***** SUPPLIED DATA
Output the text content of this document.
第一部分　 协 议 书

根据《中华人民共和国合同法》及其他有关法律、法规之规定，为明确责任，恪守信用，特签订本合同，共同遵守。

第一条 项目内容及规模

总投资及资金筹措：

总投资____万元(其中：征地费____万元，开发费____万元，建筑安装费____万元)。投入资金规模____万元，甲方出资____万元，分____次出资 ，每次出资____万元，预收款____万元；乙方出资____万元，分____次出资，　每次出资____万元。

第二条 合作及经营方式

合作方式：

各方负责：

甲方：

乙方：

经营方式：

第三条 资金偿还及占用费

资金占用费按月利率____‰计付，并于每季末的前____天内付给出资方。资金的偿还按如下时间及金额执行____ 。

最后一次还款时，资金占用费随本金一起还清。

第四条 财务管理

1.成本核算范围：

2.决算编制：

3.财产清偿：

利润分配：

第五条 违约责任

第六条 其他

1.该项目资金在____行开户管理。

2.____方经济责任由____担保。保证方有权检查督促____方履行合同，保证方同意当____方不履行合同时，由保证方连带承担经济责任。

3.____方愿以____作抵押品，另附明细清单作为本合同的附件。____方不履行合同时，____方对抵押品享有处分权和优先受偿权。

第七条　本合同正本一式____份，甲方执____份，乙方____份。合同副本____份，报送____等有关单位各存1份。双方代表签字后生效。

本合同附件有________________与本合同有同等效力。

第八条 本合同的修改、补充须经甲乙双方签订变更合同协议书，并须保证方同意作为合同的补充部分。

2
**********
» **GOAL OF THE EXERCISE**: Reproduce all data above, unchanged.

» **EXERCISE ANSWER**:
Output the text content of this document.
第一部分　 协 议 书

根据《中华人民共和国合同法》及其他有关法律、法规之规定，为明确责任，恪守信用，特签订本合同，共同遵守。

第一条 项目内容及规模

总投资及资金筹措：

总投资____万元(其中：征地费____万元，开发费____万元，建筑安装费____万元)。投入资金规模____万元，甲方出资____万元，分____次出资 ，每次出资____万元，预收款____万元；乙方出资____万元，分____次出资，　每次出资____万元。

第二条 合作及经营方式

合作方式：

各方负责：

甲方：

乙方：

经营方式：

第三条 资金偿还及占用费

资金占用费按月利率____‰计付，并于每季末的前____天内付给出资方。资金的偿还按如下时间及金额执行____ 。

最后一次还款时，资金占用费随本金一起还清。

第四条 财务管理

1.成本核算范围：

2.决算编制：

3.财产清偿：

利润分配：

第五条 违约责任

第六条 其他

1.该项目资金在____行开户管理。

2.____方经济责任由____担保。保证方有权检查督促____方履行合同，保证方同意当____方不履行合同时，由保证方连带承担经济责任。

3.____方愿以____作抵押品，另附明细清单作为本合同的附件。____方不履行合同时，____方对抵押品享有处分权和优先受偿权。

第七条　本合同正本一式____份，甲方执____份，乙方____份。合同副本____份，报送____等有关单位各存1份。双方代表签字后生效。

本合同附件有________________与本合同有同等效力。

第八条 本合同的修改、补充须经甲乙双方签订变更合同协议书，并须保证方同意作为合同的补充部分。

2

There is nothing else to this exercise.